[Elementi dei dati]
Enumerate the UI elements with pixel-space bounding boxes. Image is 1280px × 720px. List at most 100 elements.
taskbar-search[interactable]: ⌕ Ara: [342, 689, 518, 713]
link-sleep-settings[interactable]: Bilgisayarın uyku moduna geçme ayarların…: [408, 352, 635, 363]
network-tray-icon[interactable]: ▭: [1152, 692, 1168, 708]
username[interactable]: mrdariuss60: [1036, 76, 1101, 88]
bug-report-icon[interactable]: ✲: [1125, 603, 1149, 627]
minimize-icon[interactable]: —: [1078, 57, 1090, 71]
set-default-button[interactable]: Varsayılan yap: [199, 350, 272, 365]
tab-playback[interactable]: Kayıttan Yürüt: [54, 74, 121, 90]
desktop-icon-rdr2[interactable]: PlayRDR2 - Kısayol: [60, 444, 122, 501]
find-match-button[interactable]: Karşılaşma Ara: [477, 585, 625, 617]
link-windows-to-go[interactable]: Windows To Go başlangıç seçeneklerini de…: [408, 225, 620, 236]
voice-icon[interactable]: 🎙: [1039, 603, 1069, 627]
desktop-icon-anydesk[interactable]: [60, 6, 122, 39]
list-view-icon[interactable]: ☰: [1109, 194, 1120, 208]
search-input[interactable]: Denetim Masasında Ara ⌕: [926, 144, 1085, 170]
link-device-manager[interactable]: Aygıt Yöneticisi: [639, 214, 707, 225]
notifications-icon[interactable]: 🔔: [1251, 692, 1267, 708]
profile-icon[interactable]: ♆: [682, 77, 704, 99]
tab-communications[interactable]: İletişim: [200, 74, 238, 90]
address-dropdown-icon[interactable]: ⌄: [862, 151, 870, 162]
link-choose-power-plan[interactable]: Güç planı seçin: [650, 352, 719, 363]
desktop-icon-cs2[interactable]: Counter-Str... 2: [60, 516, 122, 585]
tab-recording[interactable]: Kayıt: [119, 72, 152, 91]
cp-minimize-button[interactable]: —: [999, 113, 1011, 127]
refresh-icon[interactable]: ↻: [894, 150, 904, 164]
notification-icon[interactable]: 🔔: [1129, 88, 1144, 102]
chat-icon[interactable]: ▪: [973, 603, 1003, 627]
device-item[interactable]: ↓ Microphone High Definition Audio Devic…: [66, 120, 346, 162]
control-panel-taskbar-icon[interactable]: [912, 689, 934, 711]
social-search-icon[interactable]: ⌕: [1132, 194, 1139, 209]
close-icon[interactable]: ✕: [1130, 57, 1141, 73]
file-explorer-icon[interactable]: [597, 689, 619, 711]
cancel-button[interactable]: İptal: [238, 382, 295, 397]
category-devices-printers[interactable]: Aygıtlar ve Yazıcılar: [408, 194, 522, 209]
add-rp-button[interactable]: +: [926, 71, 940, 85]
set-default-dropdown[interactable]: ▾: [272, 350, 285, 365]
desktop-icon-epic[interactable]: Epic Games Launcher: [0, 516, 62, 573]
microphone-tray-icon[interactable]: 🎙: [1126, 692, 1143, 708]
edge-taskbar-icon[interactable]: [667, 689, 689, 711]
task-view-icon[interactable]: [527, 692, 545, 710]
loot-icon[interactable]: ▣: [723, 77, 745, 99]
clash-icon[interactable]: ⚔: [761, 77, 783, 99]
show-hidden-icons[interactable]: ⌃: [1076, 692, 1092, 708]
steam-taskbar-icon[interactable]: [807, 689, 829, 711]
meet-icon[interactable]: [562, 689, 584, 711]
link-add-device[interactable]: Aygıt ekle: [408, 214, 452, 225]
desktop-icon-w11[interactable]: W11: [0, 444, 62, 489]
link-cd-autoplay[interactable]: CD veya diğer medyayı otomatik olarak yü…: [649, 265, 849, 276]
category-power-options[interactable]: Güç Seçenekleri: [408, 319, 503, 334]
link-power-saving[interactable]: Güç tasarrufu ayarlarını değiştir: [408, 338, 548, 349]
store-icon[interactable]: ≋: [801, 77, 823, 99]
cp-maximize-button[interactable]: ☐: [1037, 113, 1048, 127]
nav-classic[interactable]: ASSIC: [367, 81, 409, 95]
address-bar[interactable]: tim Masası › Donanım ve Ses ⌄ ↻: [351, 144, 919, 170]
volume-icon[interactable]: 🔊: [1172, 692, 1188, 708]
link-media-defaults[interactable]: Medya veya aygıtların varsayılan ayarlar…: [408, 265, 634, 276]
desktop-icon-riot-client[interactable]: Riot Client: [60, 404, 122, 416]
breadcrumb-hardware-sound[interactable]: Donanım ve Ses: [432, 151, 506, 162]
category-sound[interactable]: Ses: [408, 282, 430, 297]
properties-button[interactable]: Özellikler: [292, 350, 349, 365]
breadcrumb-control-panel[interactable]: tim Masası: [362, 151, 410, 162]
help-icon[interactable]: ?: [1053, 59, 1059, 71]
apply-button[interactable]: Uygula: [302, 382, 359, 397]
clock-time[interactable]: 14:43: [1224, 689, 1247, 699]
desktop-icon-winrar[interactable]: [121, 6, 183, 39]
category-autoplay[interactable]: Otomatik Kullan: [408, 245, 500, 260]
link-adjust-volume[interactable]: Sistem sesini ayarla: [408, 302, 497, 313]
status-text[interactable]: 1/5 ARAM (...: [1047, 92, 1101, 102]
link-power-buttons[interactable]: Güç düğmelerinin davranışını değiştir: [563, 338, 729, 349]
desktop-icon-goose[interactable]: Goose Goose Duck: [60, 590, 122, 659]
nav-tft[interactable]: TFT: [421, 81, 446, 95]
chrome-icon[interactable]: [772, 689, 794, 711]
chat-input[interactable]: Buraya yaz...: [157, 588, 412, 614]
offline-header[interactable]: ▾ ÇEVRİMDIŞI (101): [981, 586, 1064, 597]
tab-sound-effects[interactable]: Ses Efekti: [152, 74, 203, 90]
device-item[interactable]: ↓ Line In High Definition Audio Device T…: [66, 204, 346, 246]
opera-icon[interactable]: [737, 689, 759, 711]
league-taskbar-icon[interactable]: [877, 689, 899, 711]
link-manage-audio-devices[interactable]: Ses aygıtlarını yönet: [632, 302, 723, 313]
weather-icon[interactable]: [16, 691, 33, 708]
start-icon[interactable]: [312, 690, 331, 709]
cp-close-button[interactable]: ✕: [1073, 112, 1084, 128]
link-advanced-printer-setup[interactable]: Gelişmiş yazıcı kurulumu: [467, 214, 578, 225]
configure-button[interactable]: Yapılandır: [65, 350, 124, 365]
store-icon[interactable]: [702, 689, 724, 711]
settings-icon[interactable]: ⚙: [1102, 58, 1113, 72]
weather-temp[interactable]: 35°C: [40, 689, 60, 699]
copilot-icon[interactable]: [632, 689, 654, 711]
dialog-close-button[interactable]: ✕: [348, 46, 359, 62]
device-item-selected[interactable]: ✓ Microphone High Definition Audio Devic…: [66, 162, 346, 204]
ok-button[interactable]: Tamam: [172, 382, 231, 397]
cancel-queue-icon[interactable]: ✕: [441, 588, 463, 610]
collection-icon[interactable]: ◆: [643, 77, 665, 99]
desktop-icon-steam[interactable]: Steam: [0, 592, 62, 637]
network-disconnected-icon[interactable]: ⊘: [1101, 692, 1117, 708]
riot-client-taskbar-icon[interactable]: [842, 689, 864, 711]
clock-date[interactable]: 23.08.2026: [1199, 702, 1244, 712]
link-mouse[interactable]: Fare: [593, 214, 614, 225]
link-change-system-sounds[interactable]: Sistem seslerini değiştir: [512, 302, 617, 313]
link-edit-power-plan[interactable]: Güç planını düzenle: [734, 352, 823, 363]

◆ Consegna ◆
Ricopia i dati dall'inizio fino alla riga che contiene "link-sleep-settings[interactable]: Bilgisayarın uyku", compresa quest'ultima.

◆ Soluzione ◆
Enumerate the UI elements with pixel-space bounding boxes. Image is 1280px × 720px. List at most 100 elements.
taskbar-search[interactable]: ⌕ Ara: [342, 689, 518, 713]
link-sleep-settings[interactable]: Bilgisayarın uyku moduna geçme ayarların…: [408, 352, 635, 363]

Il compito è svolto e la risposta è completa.